#### Dados para processamento:
= = = = = = =
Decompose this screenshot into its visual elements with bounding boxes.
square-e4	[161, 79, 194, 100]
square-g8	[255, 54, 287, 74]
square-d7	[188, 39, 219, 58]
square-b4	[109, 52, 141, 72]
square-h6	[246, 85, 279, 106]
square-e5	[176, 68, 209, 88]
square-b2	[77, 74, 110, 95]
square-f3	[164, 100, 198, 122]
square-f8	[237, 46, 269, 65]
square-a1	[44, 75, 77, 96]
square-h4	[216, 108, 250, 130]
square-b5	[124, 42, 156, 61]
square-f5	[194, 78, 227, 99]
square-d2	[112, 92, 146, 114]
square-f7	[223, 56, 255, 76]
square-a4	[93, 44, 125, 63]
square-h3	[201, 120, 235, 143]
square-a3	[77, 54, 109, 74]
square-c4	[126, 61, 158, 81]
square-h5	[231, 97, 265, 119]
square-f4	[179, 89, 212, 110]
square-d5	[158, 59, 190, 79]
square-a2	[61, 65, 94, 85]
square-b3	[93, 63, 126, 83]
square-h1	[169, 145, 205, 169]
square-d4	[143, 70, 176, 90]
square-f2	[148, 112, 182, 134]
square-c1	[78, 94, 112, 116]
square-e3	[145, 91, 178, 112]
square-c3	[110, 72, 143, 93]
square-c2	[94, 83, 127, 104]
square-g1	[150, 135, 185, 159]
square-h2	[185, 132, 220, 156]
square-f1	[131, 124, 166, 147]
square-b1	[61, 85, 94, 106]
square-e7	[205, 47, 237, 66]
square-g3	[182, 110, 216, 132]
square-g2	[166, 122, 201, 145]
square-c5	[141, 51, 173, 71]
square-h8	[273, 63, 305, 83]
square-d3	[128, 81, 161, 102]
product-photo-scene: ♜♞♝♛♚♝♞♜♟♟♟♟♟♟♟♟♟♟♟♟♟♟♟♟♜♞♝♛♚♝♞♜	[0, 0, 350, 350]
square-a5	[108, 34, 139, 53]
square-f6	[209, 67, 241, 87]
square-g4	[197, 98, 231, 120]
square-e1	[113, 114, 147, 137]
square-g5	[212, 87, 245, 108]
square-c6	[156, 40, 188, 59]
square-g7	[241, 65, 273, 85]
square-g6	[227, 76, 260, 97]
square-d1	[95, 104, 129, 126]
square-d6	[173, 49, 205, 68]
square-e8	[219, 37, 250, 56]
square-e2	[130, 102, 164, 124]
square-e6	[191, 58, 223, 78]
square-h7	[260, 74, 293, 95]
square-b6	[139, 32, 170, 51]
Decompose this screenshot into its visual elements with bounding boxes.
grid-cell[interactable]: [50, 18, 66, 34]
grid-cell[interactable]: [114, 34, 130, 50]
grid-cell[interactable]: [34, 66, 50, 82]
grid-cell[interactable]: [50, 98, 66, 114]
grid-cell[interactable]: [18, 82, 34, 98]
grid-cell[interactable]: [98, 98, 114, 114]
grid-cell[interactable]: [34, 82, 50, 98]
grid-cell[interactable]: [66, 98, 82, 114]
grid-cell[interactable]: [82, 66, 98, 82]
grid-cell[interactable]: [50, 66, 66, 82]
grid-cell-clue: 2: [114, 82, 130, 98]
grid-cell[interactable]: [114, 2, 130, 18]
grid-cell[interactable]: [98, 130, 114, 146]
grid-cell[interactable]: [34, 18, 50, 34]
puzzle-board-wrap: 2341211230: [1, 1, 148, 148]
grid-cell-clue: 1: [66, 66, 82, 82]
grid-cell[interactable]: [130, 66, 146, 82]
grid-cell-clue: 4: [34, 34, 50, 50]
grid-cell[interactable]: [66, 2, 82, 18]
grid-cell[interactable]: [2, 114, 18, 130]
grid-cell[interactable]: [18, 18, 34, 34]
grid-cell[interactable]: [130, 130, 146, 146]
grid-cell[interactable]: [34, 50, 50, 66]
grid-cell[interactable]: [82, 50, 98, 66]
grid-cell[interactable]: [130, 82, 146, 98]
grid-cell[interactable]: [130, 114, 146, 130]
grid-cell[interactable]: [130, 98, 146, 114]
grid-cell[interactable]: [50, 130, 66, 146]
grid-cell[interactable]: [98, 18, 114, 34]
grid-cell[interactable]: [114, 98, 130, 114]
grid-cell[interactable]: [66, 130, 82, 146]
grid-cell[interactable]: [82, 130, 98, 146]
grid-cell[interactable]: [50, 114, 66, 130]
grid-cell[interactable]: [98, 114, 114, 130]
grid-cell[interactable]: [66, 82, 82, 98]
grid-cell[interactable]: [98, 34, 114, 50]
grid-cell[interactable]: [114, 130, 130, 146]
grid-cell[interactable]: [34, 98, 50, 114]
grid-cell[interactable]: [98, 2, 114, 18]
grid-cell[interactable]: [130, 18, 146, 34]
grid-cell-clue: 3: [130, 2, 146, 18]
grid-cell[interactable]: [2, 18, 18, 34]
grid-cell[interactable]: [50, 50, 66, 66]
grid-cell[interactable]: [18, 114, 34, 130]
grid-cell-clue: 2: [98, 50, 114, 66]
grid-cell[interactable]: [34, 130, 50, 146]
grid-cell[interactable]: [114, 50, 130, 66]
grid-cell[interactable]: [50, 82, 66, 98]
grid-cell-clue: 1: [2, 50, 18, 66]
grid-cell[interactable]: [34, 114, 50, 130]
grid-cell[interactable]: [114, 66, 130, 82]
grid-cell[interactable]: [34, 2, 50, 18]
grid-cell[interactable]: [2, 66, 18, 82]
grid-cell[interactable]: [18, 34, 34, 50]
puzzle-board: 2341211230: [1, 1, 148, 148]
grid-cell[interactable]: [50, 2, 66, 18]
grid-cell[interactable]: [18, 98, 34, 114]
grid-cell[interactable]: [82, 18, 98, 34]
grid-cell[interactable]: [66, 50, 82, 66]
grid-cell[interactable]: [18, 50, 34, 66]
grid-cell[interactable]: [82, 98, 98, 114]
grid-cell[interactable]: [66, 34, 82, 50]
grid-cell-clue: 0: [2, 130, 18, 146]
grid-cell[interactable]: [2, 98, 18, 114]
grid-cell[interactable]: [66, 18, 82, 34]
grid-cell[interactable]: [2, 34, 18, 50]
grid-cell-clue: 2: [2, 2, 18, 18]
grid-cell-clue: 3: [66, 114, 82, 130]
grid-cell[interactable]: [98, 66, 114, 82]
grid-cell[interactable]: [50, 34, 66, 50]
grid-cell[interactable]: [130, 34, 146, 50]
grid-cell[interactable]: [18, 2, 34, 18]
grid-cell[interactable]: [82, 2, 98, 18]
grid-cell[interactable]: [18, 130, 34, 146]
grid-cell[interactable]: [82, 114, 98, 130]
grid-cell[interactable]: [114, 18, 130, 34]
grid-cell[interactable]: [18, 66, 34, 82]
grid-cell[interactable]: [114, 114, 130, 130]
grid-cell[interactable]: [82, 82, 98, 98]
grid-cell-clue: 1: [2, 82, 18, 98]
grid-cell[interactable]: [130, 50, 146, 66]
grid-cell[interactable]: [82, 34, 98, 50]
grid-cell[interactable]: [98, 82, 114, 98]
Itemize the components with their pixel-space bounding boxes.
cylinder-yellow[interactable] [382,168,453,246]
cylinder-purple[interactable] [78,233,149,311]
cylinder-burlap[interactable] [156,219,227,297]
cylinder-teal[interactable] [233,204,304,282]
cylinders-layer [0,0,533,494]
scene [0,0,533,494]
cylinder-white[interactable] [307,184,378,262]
= = = = = = =
#### Instruções e requisitos:
Organize as linhas de todos os itens acima em uma lista numerada, deixando de fora as linhas em branco.

#### Resposta ao exercício:
1. Decompose this screenshot into its visual elements with bounding boxes.
2. square-e4	[161, 79, 194, 100]
3. square-g8	[255, 54, 287, 74]
4. square-d7	[188, 39, 219, 58]
5. square-b4	[109, 52, 141, 72]
6. square-h6	[246, 85, 279, 106]
7. square-e5	[176, 68, 209, 88]
8. square-b2	[77, 74, 110, 95]
9. square-f3	[164, 100, 198, 122]
10. square-f8	[237, 46, 269, 65]
11. square-a1	[44, 75, 77, 96]
12. square-h4	[216, 108, 250, 130]
13. square-b5	[124, 42, 156, 61]
14. square-f5	[194, 78, 227, 99]
15. square-d2	[112, 92, 146, 114]
16. square-f7	[223, 56, 255, 76]
17. square-a4	[93, 44, 125, 63]
18. square-h3	[201, 120, 235, 143]
19. square-a3	[77, 54, 109, 74]
20. square-c4	[126, 61, 158, 81]
21. square-h5	[231, 97, 265, 119]
22. square-f4	[179, 89, 212, 110]
23. square-d5	[158, 59, 190, 79]
24. square-a2	[61, 65, 94, 85]
25. square-b3	[93, 63, 126, 83]
26. square-h1	[169, 145, 205, 169]
27. square-d4	[143, 70, 176, 90]
28. square-f2	[148, 112, 182, 134]
29. square-c1	[78, 94, 112, 116]
30. square-e3	[145, 91, 178, 112]
31. square-c3	[110, 72, 143, 93]
32. square-c2	[94, 83, 127, 104]
33. square-g1	[150, 135, 185, 159]
34. square-h2	[185, 132, 220, 156]
35. square-f1	[131, 124, 166, 147]
36. square-b1	[61, 85, 94, 106]
37. square-e7	[205, 47, 237, 66]
38. square-g3	[182, 110, 216, 132]
39. square-g2	[166, 122, 201, 145]
40. square-c5	[141, 51, 173, 71]
41. square-h8	[273, 63, 305, 83]
42. square-d3	[128, 81, 161, 102]
43. product-photo-scene: ♜♞♝♛♚♝♞♜♟♟♟♟♟♟♟♟♟♟♟♟♟♟♟♟♜♞♝♛♚♝♞♜	[0, 0, 350, 350]
44. square-a5	[108, 34, 139, 53]
45. square-f6	[209, 67, 241, 87]
46. square-g4	[197, 98, 231, 120]
47. square-e1	[113, 114, 147, 137]
48. square-g5	[212, 87, 245, 108]
49. square-c6	[156, 40, 188, 59]
50. square-g7	[241, 65, 273, 85]
51. square-g6	[227, 76, 260, 97]
52. square-d1	[95, 104, 129, 126]
53. square-d6	[173, 49, 205, 68]
54. square-e8	[219, 37, 250, 56]
55. square-e2	[130, 102, 164, 124]
56. square-e6	[191, 58, 223, 78]
57. square-h7	[260, 74, 293, 95]
58. square-b6	[139, 32, 170, 51]
59. Decompose this screenshot into its visual elements with bounding boxes.
60. grid-cell[interactable]: [50, 18, 66, 34]
61. grid-cell[interactable]: [114, 34, 130, 50]
62. grid-cell[interactable]: [34, 66, 50, 82]
63. grid-cell[interactable]: [50, 98, 66, 114]
64. grid-cell[interactable]: [18, 82, 34, 98]
65. grid-cell[interactable]: [98, 98, 114, 114]
66. grid-cell[interactable]: [34, 82, 50, 98]
67. grid-cell[interactable]: [66, 98, 82, 114]
68. grid-cell[interactable]: [82, 66, 98, 82]
69. grid-cell[interactable]: [50, 66, 66, 82]
70. grid-cell-clue: 2: [114, 82, 130, 98]
71. grid-cell[interactable]: [114, 2, 130, 18]
72. grid-cell[interactable]: [98, 130, 114, 146]
73. grid-cell[interactable]: [34, 18, 50, 34]
74. puzzle-board-wrap: 2341211230: [1, 1, 148, 148]
75. grid-cell-clue: 1: [66, 66, 82, 82]
76. grid-cell[interactable]: [130, 66, 146, 82]
77. grid-cell-clue: 4: [34, 34, 50, 50]
78. grid-cell[interactable]: [66, 2, 82, 18]
79. grid-cell[interactable]: [2, 114, 18, 130]
80. grid-cell[interactable]: [18, 18, 34, 34]
81. grid-cell[interactable]: [130, 130, 146, 146]
82. grid-cell[interactable]: [34, 50, 50, 66]
83. grid-cell[interactable]: [82, 50, 98, 66]
84. grid-cell[interactable]: [130, 82, 146, 98]
85. grid-cell[interactable]: [130, 114, 146, 130]
86. grid-cell[interactable]: [130, 98, 146, 114]
87. grid-cell[interactable]: [50, 130, 66, 146]
88. grid-cell[interactable]: [98, 18, 114, 34]
89. grid-cell[interactable]: [114, 98, 130, 114]
90. grid-cell[interactable]: [66, 130, 82, 146]
91. grid-cell[interactable]: [82, 130, 98, 146]
92. grid-cell[interactable]: [50, 114, 66, 130]
93. grid-cell[interactable]: [98, 114, 114, 130]
94. grid-cell[interactable]: [66, 82, 82, 98]
95. grid-cell[interactable]: [98, 34, 114, 50]
96. grid-cell[interactable]: [114, 130, 130, 146]
97. grid-cell[interactable]: [34, 98, 50, 114]
98. grid-cell[interactable]: [98, 2, 114, 18]
99. grid-cell[interactable]: [130, 18, 146, 34]
100. grid-cell-clue: 3: [130, 2, 146, 18]
101. grid-cell[interactable]: [2, 18, 18, 34]
102. grid-cell[interactable]: [50, 50, 66, 66]
103. grid-cell[interactable]: [18, 114, 34, 130]
104. grid-cell-clue: 2: [98, 50, 114, 66]
105. grid-cell[interactable]: [34, 130, 50, 146]
106. grid-cell[interactable]: [114, 50, 130, 66]
107. grid-cell[interactable]: [50, 82, 66, 98]
108. grid-cell-clue: 1: [2, 50, 18, 66]
109. grid-cell[interactable]: [34, 114, 50, 130]
110. grid-cell[interactable]: [114, 66, 130, 82]
111. grid-cell[interactable]: [34, 2, 50, 18]
112. grid-cell[interactable]: [2, 66, 18, 82]
113. grid-cell[interactable]: [18, 34, 34, 50]
114. puzzle-board: 2341211230: [1, 1, 148, 148]
115. grid-cell[interactable]: [50, 2, 66, 18]
116. grid-cell[interactable]: [18, 98, 34, 114]
117. grid-cell[interactable]: [82, 18, 98, 34]
118. grid-cell[interactable]: [66, 50, 82, 66]
119. grid-cell[interactable]: [18, 50, 34, 66]
120. grid-cell[interactable]: [82, 98, 98, 114]
121. grid-cell[interactable]: [66, 34, 82, 50]
122. grid-cell-clue: 0: [2, 130, 18, 146]
123. grid-cell[interactable]: [2, 98, 18, 114]
124. grid-cell[interactable]: [66, 18, 82, 34]
125. grid-cell[interactable]: [2, 34, 18, 50]
126. grid-cell-clue: 2: [2, 2, 18, 18]
127. grid-cell-clue: 3: [66, 114, 82, 130]
128. grid-cell[interactable]: [98, 66, 114, 82]
129. grid-cell[interactable]: [50, 34, 66, 50]
130. grid-cell[interactable]: [130, 34, 146, 50]
131. grid-cell[interactable]: [18, 2, 34, 18]
132. grid-cell[interactable]: [82, 2, 98, 18]
133. grid-cell[interactable]: [18, 130, 34, 146]
134. grid-cell[interactable]: [82, 114, 98, 130]
135. grid-cell[interactable]: [114, 18, 130, 34]
136. grid-cell[interactable]: [18, 66, 34, 82]
137. grid-cell[interactable]: [114, 114, 130, 130]
138. grid-cell[interactable]: [82, 82, 98, 98]
139. grid-cell-clue: 1: [2, 82, 18, 98]
140. grid-cell[interactable]: [130, 50, 146, 66]
141. grid-cell[interactable]: [82, 34, 98, 50]
142. grid-cell[interactable]: [98, 82, 114, 98]
143. Itemize the components with their pixel-space bounding boxes.
144. cylinder-yellow[interactable] [382,168,453,246]
145. cylinder-purple[interactable] [78,233,149,311]
146. cylinder-burlap[interactable] [156,219,227,297]
147. cylinder-teal[interactable] [233,204,304,282]
148. cylinders-layer [0,0,533,494]
149. scene [0,0,533,494]
150. cylinder-white[interactable] [307,184,378,262]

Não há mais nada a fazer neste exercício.